* START Data lines *
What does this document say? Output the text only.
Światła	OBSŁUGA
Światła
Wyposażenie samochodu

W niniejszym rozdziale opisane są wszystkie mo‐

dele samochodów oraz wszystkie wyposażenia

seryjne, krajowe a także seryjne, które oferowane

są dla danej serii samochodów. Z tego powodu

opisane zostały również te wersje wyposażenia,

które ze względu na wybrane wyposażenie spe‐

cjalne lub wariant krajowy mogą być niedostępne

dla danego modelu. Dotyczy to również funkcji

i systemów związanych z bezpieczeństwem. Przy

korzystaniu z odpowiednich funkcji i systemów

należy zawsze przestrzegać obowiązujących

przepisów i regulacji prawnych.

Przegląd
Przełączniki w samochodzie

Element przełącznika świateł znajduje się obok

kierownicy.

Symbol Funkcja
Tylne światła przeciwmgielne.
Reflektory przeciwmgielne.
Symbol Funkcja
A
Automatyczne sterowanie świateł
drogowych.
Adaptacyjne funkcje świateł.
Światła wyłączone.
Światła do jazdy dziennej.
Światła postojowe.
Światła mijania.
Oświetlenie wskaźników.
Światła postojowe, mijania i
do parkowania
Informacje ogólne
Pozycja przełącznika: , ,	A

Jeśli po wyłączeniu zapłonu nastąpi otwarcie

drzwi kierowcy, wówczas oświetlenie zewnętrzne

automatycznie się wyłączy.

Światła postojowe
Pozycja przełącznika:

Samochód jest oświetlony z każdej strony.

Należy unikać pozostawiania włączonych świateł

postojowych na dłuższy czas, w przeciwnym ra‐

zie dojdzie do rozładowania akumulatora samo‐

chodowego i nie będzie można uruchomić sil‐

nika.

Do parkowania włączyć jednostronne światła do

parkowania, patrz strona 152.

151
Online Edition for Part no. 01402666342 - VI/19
* END Data lines *
* START Data lines *
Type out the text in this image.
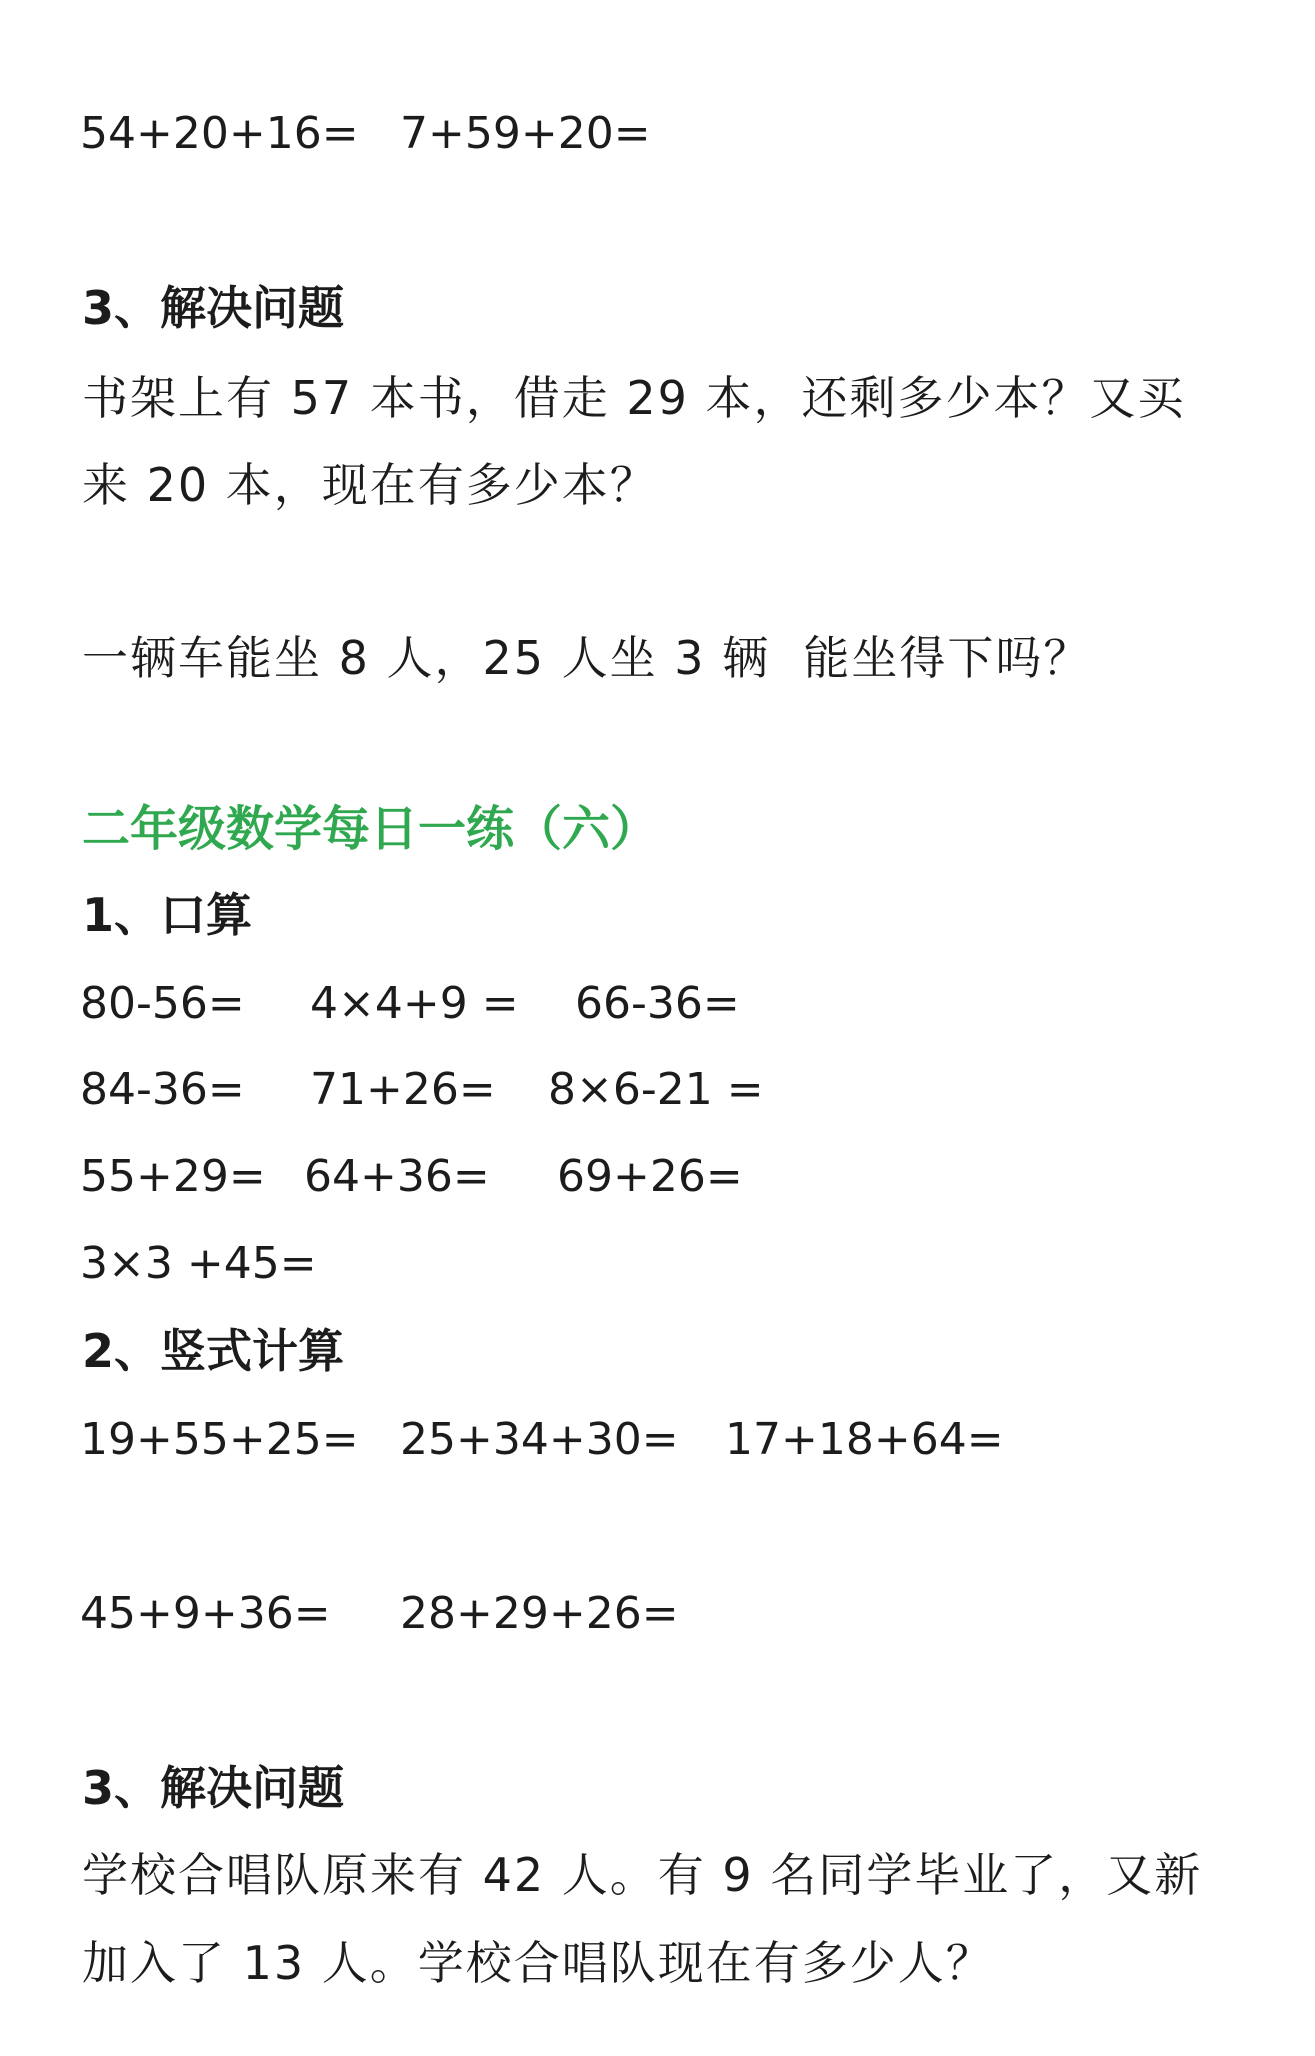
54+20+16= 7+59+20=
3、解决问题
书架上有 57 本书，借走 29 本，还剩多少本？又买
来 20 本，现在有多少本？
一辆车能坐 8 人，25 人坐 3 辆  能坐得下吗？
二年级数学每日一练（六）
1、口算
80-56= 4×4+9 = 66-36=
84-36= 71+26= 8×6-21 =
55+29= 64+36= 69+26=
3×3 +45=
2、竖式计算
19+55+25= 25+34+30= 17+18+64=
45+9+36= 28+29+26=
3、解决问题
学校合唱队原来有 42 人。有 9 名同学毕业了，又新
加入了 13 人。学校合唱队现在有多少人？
* END Data lines *
In the records above, locate the lines holding the word "przeciwmgielne". Copy each of them.

Tylne światła przeciwmgielne.
Reflektory przeciwmgielne.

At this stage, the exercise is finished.